— START OF Input data —

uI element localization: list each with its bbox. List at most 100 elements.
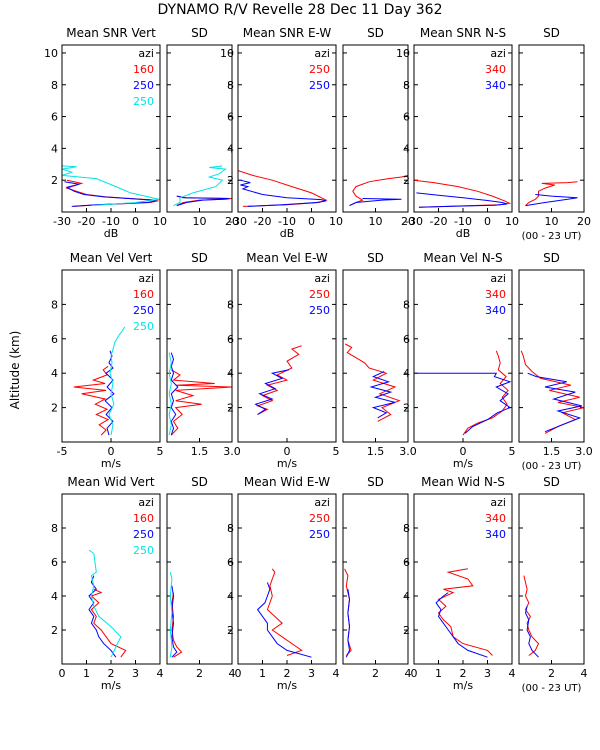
plot-frame bbox=[342, 269, 409, 443]
legend-entry-160: 160 bbox=[133, 512, 154, 525]
x-tick-label: 1 bbox=[83, 667, 90, 680]
x-tick-label: 10 bbox=[505, 215, 519, 228]
x-tick-label: 3 bbox=[308, 667, 315, 680]
x-axis-label: dB bbox=[456, 227, 471, 240]
legend-header: azi bbox=[490, 496, 506, 509]
series-line-160-red bbox=[73, 365, 110, 436]
time-range-note: (00 - 23 UT) bbox=[522, 461, 582, 472]
series-line-250-blue bbox=[64, 181, 157, 207]
panel-14: Mean Wid E-W 2 4 6 8 0 1 2 3 4 m/s azi 250 250 bbox=[227, 475, 340, 692]
y-tick-label: 4 bbox=[227, 590, 234, 603]
plot-frame bbox=[342, 44, 409, 213]
panel-title: SD bbox=[191, 475, 208, 489]
panel-title: SD bbox=[543, 26, 560, 40]
x-tick-label: -20 bbox=[78, 215, 96, 228]
x-tick-label: 10 bbox=[153, 215, 167, 228]
y-tick-label: 2 bbox=[227, 174, 234, 187]
x-axis-label: dB bbox=[104, 227, 119, 240]
x-tick-label: 0 bbox=[235, 667, 242, 680]
x-tick-label: 2 bbox=[108, 667, 115, 680]
x-axis-label: m/s bbox=[101, 679, 121, 692]
x-tick-label: 4 bbox=[509, 667, 516, 680]
x-tick-label: 10 bbox=[193, 215, 207, 228]
plot-frame bbox=[342, 493, 409, 665]
series-line-250-blue bbox=[170, 352, 179, 436]
panel-3: SD 10 20 bbox=[342, 26, 415, 228]
legend-entry-250: 250 bbox=[133, 528, 154, 541]
x-tick-label: -5 bbox=[57, 445, 68, 458]
plot-frame bbox=[237, 44, 337, 213]
y-tick-label: 6 bbox=[227, 111, 234, 124]
figure-title: DYNAMO R/V Revelle 28 Dec 11 Day 362 bbox=[158, 2, 443, 18]
y-tick-label: 4 bbox=[227, 367, 234, 380]
series-line-340-blue bbox=[414, 372, 512, 434]
series-line-340-red bbox=[462, 350, 509, 436]
legend-entry-250: 250 bbox=[309, 63, 330, 76]
x-tick-label: 1 bbox=[259, 667, 266, 680]
legend-entry-250: 250 bbox=[133, 95, 154, 108]
legend-header: azi bbox=[138, 496, 154, 509]
plot-frame bbox=[237, 493, 337, 665]
x-tick-label: 20 bbox=[225, 215, 239, 228]
series-line-250-cyan bbox=[169, 572, 173, 658]
series-line-250-blue bbox=[256, 582, 312, 658]
legend-entry-340: 340 bbox=[485, 512, 506, 525]
x-tick-label: -20 bbox=[254, 215, 272, 228]
panel-title: SD bbox=[543, 251, 560, 265]
x-tick-label: 4 bbox=[333, 667, 340, 680]
legend-entry-340: 340 bbox=[485, 304, 506, 317]
panel-title: SD bbox=[367, 251, 384, 265]
panel-title: Mean SNR E-W bbox=[243, 26, 332, 40]
y-tick-label: 4 bbox=[227, 142, 234, 155]
y-tick-label: 4 bbox=[403, 142, 410, 155]
series-line-340-blue bbox=[416, 192, 508, 208]
y-tick-label: 8 bbox=[227, 298, 234, 311]
y-tick-label: 6 bbox=[403, 111, 410, 124]
x-tick-label: 0 bbox=[460, 445, 467, 458]
series-line-250-cyan bbox=[173, 165, 227, 207]
series-line-250-blue bbox=[171, 585, 178, 658]
panel-title: Mean SNR N-S bbox=[420, 26, 506, 40]
panel-title: Mean Wid E-W bbox=[244, 475, 330, 489]
y-tick-label: 4 bbox=[51, 142, 58, 155]
time-range-note: (00 - 23 UT) bbox=[522, 683, 582, 694]
x-tick-label: 0 bbox=[284, 445, 291, 458]
plot-frame bbox=[61, 44, 161, 213]
legend-header: azi bbox=[490, 272, 506, 285]
panel-title: Mean Vel N-S bbox=[423, 251, 502, 265]
y-tick-label: 10 bbox=[396, 47, 410, 60]
y-tick-label: 2 bbox=[227, 402, 234, 415]
panel-title: SD bbox=[191, 26, 208, 40]
y-tick-label: 4 bbox=[51, 590, 58, 603]
y-tick-label: 4 bbox=[403, 367, 410, 380]
x-axis-label: dB bbox=[280, 227, 295, 240]
y-tick-label: 8 bbox=[227, 522, 234, 535]
x-tick-label: 3 bbox=[484, 667, 491, 680]
y-axis-label: Altitude (km) bbox=[8, 331, 22, 410]
series-line-250-blue bbox=[349, 198, 402, 207]
x-tick-label: 20 bbox=[577, 215, 591, 228]
y-tick-label: 6 bbox=[227, 556, 234, 569]
panel-title: SD bbox=[543, 475, 560, 489]
legend-entry-250: 250 bbox=[133, 304, 154, 317]
legend-entry-250: 250 bbox=[309, 512, 330, 525]
legend-entry-250: 250 bbox=[309, 79, 330, 92]
x-tick-label: 2 bbox=[196, 667, 203, 680]
panel-6: Mean Vel Vert 2 4 6 8 -5 0 5 m/s azi 160 250 250 bbox=[51, 251, 164, 470]
series-line-250-cyan bbox=[62, 165, 160, 207]
y-tick-label: 6 bbox=[403, 333, 410, 346]
panel-title: SD bbox=[367, 26, 384, 40]
x-tick-label: 5 bbox=[157, 445, 164, 458]
x-tick-label: 10 bbox=[329, 215, 343, 228]
series-line-250-cyan bbox=[168, 352, 172, 436]
x-tick-label: 5 bbox=[509, 445, 516, 458]
legend-header: azi bbox=[314, 272, 330, 285]
x-tick-label: 3 bbox=[132, 667, 139, 680]
legend-entry-250: 250 bbox=[133, 544, 154, 557]
panel-title: Mean Vel E-W bbox=[246, 251, 328, 265]
x-tick-label: 1 bbox=[435, 667, 442, 680]
panel-title: Mean SNR Vert bbox=[66, 26, 156, 40]
y-tick-label: 8 bbox=[403, 522, 410, 535]
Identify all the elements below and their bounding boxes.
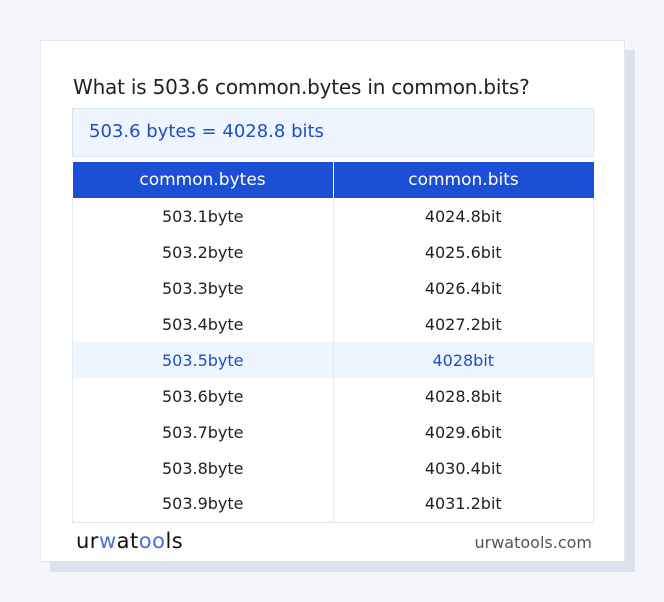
column-header: common.bits <box>332 162 594 198</box>
table-cell: 4031.2bit <box>332 486 594 523</box>
table-cell: 503.9byte <box>72 486 334 523</box>
table-row: 503.1byte 4024.8bit <box>72 198 594 234</box>
conversion-table: common.bytes common.bits 503.1byte 4024.8… <box>72 162 594 523</box>
table-cell: 4027.2bit <box>332 306 594 342</box>
table-row: 503.5byte 4028bit <box>72 342 594 378</box>
table-row: 503.4byte 4027.2bit <box>72 306 594 342</box>
table-cell: 4025.6bit <box>332 234 594 270</box>
table-cell: 503.6byte <box>72 378 334 414</box>
result-box: 503.6 bytes = 4028.8 bits <box>72 108 594 157</box>
table-cell: 503.8byte <box>72 450 334 486</box>
page-title: What is 503.6 common.bytes in common.bit… <box>73 75 530 99</box>
table-cell: 4030.4bit <box>332 450 594 486</box>
urwatools-logo[interactable]: urwatools <box>76 529 184 553</box>
table-cell: 503.2byte <box>72 234 334 270</box>
table-row: 503.2byte 4025.6bit <box>72 234 594 270</box>
table-cell: 503.1byte <box>72 198 334 234</box>
table-row: 503.9byte 4031.2bit <box>72 486 594 523</box>
conversion-card: What is 503.6 common.bytes in common.bit… <box>40 40 625 562</box>
table-row: 503.3byte 4026.4bit <box>72 270 594 306</box>
table-cell: 503.3byte <box>72 270 334 306</box>
table-cell: 4024.8bit <box>332 198 594 234</box>
column-header: common.bytes <box>72 162 333 198</box>
table-row: 503.6byte 4028.8bit <box>72 378 594 414</box>
table-row: 503.7byte 4029.6bit <box>72 414 594 450</box>
table-cell: 503.4byte <box>72 306 334 342</box>
site-link[interactable]: urwatools.com <box>474 533 593 552</box>
table-cell: 4028bit <box>332 342 594 378</box>
table-cell: 503.5byte <box>72 342 334 378</box>
table-cell: 4026.4bit <box>332 270 594 306</box>
table-cell: 503.7byte <box>72 414 334 450</box>
table-cell: 4028.8bit <box>332 378 594 414</box>
table-cell: 4029.6bit <box>332 414 594 450</box>
table-row: 503.8byte 4030.4bit <box>72 450 594 486</box>
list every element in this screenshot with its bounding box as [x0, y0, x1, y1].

— END OF Input data —

Goal — Please copy the lines again, starting at the line that has "column-header: common.bits <box>332" and ending after the one that has "result-box: 503.6 bytes", with "table-row" swapped for "grid-row" throughout and nothing else altered.

Result below —
column-header: common.bits <box>332 162 594 198</box>
table-cell: 4031.2bit <box>332 486 594 523</box>
table-cell: 503.9byte <box>72 486 334 523</box>
grid-row: 503.1byte 4024.8bit <box>72 198 594 234</box>
conversion-table: common.bytes common.bits 503.1byte 4024.8… <box>72 162 594 523</box>
table-cell: 4027.2bit <box>332 306 594 342</box>
grid-row: 503.5byte 4028bit <box>72 342 594 378</box>
grid-row: 503.4byte 4027.2bit <box>72 306 594 342</box>
table-cell: 4025.6bit <box>332 234 594 270</box>
table-cell: 503.6byte <box>72 378 334 414</box>
result-box: 503.6 bytes = 4028.8 bits <box>72 108 594 157</box>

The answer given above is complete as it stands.